● CHALLENGE
Extract all lines from the data beneath that include the word "Mohsen".
* BEGIN RECORDS SUPPLIED *
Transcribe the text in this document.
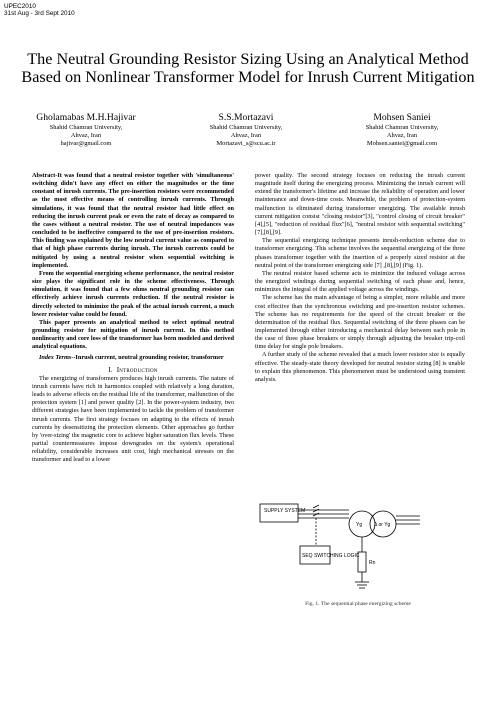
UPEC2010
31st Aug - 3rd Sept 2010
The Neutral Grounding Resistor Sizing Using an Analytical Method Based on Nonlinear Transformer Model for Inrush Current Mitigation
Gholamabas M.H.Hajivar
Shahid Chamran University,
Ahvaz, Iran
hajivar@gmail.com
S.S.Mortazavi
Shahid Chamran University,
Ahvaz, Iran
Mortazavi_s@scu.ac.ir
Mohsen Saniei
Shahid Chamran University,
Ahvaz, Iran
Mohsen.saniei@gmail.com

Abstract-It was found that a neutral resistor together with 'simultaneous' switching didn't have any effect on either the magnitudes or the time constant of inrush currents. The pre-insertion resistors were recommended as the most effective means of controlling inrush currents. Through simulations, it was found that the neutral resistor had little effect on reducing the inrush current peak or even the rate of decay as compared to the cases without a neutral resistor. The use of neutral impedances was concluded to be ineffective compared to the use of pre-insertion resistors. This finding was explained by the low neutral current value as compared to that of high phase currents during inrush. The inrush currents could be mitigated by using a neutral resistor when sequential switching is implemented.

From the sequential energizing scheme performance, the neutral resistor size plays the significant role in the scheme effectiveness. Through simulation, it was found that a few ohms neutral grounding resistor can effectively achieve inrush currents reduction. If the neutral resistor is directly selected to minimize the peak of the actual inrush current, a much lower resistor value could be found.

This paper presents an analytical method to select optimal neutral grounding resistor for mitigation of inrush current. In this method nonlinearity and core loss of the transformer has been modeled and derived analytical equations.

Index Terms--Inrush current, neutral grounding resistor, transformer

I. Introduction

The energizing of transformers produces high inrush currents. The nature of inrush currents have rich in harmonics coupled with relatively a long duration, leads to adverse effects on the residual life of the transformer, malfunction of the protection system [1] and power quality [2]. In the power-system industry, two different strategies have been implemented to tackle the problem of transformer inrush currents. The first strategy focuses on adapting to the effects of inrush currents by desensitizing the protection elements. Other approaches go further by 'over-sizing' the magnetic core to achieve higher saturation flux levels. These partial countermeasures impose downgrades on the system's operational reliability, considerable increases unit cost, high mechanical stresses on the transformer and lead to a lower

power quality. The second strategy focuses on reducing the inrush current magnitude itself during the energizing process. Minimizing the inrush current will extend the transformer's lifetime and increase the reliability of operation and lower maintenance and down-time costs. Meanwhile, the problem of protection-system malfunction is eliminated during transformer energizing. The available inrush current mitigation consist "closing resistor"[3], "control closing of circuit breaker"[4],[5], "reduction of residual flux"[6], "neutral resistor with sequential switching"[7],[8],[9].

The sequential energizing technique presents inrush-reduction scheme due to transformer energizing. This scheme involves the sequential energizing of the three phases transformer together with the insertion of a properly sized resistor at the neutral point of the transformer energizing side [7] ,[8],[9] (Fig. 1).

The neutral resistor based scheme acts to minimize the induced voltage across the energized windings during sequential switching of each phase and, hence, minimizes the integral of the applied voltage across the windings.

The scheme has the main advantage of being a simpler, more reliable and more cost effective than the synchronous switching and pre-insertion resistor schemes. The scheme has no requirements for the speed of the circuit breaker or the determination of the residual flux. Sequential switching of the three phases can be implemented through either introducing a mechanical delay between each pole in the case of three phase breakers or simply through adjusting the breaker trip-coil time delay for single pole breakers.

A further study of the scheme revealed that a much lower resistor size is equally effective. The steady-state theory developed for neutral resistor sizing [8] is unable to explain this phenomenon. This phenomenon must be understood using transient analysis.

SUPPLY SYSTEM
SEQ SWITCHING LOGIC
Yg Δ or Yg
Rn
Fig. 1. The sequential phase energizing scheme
* END RECORDS SUPPLIED *
● CORRECT RESPONSE
Mohsen Saniei
Mohsen.saniei@gmail.com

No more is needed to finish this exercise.